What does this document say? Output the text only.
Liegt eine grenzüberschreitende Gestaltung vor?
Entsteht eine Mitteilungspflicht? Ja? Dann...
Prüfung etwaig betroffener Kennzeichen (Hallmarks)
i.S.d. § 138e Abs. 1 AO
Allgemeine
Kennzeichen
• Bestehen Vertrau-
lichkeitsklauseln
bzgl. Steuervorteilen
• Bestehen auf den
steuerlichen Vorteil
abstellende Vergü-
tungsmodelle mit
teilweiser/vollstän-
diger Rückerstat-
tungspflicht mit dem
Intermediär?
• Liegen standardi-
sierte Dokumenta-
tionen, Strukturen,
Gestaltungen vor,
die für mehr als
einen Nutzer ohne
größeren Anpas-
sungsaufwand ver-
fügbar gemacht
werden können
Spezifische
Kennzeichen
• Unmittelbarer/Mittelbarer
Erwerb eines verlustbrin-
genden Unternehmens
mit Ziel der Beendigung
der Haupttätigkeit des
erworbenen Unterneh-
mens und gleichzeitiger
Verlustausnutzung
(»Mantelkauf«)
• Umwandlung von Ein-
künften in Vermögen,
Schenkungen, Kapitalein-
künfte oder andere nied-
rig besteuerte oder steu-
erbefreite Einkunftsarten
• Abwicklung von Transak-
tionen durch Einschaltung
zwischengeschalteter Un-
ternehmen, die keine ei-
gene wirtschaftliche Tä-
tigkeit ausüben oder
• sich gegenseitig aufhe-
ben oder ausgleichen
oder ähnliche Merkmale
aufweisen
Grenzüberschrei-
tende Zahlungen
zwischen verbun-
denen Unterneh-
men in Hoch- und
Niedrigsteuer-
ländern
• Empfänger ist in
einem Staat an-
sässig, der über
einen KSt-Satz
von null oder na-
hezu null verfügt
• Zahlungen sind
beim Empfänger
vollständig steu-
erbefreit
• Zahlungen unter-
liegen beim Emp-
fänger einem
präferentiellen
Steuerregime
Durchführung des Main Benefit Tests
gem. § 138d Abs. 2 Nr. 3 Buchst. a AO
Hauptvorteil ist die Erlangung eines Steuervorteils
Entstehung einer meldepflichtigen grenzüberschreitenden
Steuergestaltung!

=== TASK STATEMENT ===
Reproduce the material in full, with no word added or dropped.

=== SOLVED PROBLEM ===
What does this document say? Output the text only.
Liegt eine grenzüberschreitende Gestaltung vor?
Entsteht eine Mitteilungspflicht? Ja? Dann...
Prüfung etwaig betroffener Kennzeichen (Hallmarks)
i.S.d. § 138e Abs. 1 AO
Allgemeine
Kennzeichen
• Bestehen Vertrau-
lichkeitsklauseln
bzgl. Steuervorteilen
• Bestehen auf den
steuerlichen Vorteil
abstellende Vergü-
tungsmodelle mit
teilweiser/vollstän-
diger Rückerstat-
tungspflicht mit dem
Intermediär?
• Liegen standardi-
sierte Dokumenta-
tionen, Strukturen,
Gestaltungen vor,
die für mehr als
einen Nutzer ohne
größeren Anpas-
sungsaufwand ver-
fügbar gemacht
werden können
Spezifische
Kennzeichen
• Unmittelbarer/Mittelbarer
Erwerb eines verlustbrin-
genden Unternehmens
mit Ziel der Beendigung
der Haupttätigkeit des
erworbenen Unterneh-
mens und gleichzeitiger
Verlustausnutzung
(»Mantelkauf«)
• Umwandlung von Ein-
künften in Vermögen,
Schenkungen, Kapitalein-
künfte oder andere nied-
rig besteuerte oder steu-
erbefreite Einkunftsarten
• Abwicklung von Transak-
tionen durch Einschaltung
zwischengeschalteter Un-
ternehmen, die keine ei-
gene wirtschaftliche Tä-
tigkeit ausüben oder
• sich gegenseitig aufhe-
ben oder ausgleichen
oder ähnliche Merkmale
aufweisen
Grenzüberschrei-
tende Zahlungen
zwischen verbun-
denen Unterneh-
men in Hoch- und
Niedrigsteuer-
ländern
• Empfänger ist in
einem Staat an-
sässig, der über
einen KSt-Satz
von null oder na-
hezu null verfügt
• Zahlungen sind
beim Empfänger
vollständig steu-
erbefreit
• Zahlungen unter-
liegen beim Emp-
fänger einem
präferentiellen
Steuerregime
Durchführung des Main Benefit Tests
gem. § 138d Abs. 2 Nr. 3 Buchst. a AO
Hauptvorteil ist die Erlangung eines Steuervorteils
Entstehung einer meldepflichtigen grenzüberschreitenden
Steuergestaltung!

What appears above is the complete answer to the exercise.